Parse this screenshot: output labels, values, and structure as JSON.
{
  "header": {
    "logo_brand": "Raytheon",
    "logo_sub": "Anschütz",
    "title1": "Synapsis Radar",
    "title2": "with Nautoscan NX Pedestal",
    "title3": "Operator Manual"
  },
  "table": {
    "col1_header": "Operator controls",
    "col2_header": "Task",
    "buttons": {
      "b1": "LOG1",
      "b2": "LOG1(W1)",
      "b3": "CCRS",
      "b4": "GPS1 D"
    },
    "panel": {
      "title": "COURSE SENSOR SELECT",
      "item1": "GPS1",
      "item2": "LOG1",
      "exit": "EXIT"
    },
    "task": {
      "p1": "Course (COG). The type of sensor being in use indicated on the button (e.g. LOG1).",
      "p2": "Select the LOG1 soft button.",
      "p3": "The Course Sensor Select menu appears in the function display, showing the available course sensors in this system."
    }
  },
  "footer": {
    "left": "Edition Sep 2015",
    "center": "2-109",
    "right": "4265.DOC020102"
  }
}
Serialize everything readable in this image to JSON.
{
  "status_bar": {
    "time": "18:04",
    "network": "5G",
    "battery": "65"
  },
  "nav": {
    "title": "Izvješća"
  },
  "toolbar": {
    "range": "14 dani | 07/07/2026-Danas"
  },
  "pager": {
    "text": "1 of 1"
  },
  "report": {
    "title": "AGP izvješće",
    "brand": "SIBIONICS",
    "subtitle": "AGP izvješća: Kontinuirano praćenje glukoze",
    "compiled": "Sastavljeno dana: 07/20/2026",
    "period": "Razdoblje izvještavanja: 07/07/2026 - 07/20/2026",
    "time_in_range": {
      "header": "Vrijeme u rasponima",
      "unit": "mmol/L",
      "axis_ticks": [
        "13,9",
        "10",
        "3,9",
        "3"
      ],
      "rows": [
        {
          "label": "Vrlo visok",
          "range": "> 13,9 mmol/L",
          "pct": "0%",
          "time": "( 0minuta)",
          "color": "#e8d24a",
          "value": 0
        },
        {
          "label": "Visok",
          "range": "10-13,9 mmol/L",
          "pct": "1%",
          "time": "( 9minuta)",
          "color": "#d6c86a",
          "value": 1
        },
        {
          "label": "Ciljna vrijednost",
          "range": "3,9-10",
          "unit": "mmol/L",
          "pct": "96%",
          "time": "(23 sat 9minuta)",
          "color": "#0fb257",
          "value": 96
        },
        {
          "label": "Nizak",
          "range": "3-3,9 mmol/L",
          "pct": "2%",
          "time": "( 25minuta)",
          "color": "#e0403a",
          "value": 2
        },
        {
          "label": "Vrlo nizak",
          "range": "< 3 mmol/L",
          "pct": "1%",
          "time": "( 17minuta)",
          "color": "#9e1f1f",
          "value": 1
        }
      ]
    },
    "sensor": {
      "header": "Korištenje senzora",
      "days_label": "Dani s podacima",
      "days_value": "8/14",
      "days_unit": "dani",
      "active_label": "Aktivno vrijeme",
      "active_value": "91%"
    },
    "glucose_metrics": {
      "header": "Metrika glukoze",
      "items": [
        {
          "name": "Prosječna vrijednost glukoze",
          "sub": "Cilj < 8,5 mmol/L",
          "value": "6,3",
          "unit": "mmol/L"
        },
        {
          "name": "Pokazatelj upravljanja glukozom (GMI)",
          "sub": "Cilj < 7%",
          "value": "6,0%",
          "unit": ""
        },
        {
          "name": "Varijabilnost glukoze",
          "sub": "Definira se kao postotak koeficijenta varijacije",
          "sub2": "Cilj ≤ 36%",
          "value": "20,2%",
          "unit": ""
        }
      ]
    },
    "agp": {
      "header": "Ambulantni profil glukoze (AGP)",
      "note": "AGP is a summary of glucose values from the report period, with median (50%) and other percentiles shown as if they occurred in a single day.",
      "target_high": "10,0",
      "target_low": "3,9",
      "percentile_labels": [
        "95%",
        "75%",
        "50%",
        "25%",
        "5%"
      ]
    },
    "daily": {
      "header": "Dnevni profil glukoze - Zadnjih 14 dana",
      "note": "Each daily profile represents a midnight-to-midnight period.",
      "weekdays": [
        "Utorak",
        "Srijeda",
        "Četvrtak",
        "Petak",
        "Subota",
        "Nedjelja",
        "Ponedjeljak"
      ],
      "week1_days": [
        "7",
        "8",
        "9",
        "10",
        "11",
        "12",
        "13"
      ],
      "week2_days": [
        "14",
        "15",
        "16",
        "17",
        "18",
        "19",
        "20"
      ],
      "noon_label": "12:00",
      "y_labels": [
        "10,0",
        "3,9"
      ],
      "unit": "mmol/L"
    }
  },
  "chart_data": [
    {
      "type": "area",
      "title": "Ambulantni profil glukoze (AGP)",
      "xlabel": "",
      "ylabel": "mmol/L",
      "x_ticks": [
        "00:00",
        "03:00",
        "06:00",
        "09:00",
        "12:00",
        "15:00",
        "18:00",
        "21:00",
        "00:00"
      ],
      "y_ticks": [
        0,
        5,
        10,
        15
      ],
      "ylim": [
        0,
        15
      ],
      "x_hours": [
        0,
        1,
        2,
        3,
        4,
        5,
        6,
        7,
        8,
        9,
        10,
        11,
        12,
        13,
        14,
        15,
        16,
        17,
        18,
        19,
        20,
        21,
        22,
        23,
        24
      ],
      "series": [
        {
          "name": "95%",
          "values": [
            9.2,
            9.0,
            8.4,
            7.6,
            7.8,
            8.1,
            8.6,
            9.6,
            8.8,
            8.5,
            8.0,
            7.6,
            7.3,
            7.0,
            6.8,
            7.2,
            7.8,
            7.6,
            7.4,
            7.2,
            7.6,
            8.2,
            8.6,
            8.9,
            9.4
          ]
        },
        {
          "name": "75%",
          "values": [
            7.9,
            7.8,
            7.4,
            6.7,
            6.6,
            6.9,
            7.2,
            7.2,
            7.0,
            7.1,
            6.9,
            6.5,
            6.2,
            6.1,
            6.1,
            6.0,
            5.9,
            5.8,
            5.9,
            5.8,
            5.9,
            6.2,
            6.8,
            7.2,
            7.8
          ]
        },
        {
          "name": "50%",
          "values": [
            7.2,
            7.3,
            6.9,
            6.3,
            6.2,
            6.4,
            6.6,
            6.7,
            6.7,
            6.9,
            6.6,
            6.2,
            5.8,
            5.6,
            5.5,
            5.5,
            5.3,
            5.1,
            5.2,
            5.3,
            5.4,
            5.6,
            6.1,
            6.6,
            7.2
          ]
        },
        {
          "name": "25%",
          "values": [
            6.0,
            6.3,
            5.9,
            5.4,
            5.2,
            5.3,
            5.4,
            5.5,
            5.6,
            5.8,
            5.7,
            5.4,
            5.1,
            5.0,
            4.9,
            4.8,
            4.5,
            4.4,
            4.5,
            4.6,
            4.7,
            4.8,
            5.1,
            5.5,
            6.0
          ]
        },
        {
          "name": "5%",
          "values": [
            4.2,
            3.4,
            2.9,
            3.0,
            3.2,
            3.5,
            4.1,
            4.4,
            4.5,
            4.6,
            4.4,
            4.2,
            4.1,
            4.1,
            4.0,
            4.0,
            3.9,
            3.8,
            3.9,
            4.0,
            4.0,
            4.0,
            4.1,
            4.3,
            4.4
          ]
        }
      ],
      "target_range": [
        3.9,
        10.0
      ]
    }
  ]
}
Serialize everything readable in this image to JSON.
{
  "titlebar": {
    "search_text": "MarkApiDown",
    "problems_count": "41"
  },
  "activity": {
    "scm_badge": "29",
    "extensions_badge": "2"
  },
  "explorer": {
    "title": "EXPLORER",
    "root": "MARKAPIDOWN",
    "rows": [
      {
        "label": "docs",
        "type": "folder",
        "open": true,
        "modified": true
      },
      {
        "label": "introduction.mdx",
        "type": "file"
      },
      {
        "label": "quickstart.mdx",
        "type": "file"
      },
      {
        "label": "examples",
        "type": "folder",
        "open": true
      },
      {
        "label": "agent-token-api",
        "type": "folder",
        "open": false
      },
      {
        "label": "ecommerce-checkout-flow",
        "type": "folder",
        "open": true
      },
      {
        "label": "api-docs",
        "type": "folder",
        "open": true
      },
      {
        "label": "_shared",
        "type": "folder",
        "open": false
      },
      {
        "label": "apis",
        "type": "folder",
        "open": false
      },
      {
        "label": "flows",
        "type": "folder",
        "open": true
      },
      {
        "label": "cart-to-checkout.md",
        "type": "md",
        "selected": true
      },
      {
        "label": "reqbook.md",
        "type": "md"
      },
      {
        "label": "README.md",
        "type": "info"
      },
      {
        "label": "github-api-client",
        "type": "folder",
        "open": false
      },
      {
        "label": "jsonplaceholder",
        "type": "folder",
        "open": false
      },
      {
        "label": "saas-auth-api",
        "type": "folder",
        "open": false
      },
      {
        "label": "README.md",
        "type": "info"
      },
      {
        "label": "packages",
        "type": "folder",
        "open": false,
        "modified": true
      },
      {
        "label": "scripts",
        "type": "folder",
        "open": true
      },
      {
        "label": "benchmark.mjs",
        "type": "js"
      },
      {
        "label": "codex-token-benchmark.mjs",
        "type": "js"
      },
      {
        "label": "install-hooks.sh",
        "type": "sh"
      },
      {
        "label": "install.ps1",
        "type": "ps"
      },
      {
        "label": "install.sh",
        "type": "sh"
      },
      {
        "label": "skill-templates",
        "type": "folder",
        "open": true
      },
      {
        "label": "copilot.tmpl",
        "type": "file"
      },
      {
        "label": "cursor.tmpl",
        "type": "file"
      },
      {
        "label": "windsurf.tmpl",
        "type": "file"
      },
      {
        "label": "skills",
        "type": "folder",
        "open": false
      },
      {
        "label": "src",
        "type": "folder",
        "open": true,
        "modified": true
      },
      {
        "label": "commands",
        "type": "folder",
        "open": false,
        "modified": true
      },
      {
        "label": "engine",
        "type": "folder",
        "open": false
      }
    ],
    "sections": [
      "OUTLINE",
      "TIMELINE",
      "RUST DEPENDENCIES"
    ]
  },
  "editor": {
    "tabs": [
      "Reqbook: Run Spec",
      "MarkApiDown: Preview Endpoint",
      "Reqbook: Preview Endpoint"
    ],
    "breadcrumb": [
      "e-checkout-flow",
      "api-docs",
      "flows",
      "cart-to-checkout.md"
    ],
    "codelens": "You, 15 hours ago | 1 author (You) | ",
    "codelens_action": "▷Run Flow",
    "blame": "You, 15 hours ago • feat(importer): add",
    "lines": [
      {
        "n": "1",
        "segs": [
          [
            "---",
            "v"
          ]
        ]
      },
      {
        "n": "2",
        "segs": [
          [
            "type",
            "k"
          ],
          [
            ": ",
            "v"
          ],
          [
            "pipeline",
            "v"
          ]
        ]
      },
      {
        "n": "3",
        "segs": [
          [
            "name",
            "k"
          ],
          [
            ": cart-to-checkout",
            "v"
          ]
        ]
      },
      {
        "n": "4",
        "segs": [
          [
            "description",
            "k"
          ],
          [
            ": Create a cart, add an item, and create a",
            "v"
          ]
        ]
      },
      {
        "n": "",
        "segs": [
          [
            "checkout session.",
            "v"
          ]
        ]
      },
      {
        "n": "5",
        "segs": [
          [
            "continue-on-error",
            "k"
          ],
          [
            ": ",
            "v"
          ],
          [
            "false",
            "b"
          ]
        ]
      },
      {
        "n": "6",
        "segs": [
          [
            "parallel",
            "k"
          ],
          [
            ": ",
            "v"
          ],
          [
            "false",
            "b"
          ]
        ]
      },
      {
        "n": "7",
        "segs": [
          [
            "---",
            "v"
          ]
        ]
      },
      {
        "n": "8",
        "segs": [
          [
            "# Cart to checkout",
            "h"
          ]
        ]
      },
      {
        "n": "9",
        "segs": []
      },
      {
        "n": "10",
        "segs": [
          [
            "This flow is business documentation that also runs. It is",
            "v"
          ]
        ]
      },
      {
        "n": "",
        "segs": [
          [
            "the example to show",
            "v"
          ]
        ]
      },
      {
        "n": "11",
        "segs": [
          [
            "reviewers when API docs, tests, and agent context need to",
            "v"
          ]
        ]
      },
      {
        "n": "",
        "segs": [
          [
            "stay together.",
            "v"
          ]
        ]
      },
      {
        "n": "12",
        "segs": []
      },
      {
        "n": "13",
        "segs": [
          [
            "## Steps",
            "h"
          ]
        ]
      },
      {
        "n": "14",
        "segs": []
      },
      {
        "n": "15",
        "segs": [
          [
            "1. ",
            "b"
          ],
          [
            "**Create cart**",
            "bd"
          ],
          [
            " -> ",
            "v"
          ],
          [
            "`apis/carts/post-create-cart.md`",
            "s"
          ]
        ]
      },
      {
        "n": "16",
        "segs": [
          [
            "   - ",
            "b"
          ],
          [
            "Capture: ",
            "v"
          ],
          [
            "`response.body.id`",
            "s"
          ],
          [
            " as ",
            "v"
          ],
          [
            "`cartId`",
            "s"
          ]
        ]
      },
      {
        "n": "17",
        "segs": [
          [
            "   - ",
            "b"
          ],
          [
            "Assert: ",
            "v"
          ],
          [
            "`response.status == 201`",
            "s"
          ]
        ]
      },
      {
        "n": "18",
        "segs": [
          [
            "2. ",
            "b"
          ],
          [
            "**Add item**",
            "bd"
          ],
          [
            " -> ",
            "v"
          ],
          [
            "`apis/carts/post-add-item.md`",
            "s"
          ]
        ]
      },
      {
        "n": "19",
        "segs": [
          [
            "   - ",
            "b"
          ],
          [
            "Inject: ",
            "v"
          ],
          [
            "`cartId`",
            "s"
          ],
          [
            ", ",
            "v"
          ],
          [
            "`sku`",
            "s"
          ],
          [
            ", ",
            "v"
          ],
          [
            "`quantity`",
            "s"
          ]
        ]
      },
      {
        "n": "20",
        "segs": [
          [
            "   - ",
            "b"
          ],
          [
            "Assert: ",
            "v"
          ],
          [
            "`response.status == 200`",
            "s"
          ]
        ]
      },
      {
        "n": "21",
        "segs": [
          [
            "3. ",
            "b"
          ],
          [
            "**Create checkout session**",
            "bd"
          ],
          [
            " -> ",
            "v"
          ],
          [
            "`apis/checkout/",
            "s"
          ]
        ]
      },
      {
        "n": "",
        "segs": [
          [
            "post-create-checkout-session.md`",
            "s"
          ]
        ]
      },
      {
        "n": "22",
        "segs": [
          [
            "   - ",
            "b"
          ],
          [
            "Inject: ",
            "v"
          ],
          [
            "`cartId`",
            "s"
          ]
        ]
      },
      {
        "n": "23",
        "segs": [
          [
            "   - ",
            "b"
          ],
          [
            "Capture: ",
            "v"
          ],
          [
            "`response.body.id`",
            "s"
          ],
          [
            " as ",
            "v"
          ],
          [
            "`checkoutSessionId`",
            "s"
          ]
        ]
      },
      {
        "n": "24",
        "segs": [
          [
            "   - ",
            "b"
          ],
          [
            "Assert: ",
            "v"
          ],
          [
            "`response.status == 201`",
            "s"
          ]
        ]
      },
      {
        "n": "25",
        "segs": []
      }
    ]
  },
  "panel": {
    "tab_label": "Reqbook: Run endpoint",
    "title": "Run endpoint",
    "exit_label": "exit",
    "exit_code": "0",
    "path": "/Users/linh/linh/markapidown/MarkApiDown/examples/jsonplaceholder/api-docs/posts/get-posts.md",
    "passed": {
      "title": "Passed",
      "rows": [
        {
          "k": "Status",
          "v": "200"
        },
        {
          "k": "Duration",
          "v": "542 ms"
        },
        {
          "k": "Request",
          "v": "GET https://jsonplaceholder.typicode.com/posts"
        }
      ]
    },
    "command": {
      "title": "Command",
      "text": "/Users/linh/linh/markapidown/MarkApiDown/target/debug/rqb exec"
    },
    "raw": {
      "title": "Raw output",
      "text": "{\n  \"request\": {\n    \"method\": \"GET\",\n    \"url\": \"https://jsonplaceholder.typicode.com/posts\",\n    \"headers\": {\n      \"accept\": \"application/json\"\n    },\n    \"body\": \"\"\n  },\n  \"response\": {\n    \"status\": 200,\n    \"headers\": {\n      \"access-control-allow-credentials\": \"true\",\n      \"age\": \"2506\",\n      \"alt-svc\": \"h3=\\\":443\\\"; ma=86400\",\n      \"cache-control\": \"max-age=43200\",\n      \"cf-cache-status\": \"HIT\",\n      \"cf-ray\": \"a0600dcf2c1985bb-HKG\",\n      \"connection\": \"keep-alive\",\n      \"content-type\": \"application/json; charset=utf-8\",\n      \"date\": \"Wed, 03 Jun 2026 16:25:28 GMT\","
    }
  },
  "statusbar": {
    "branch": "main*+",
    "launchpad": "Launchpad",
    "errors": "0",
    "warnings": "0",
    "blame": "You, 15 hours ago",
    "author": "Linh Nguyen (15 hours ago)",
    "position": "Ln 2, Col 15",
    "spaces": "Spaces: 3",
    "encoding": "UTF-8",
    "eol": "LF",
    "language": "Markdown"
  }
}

» DO THIS:
Work out how many lines in the entries hold the string "Users". Your answer should consist solely of that number.

» TASK SOLUTION:
2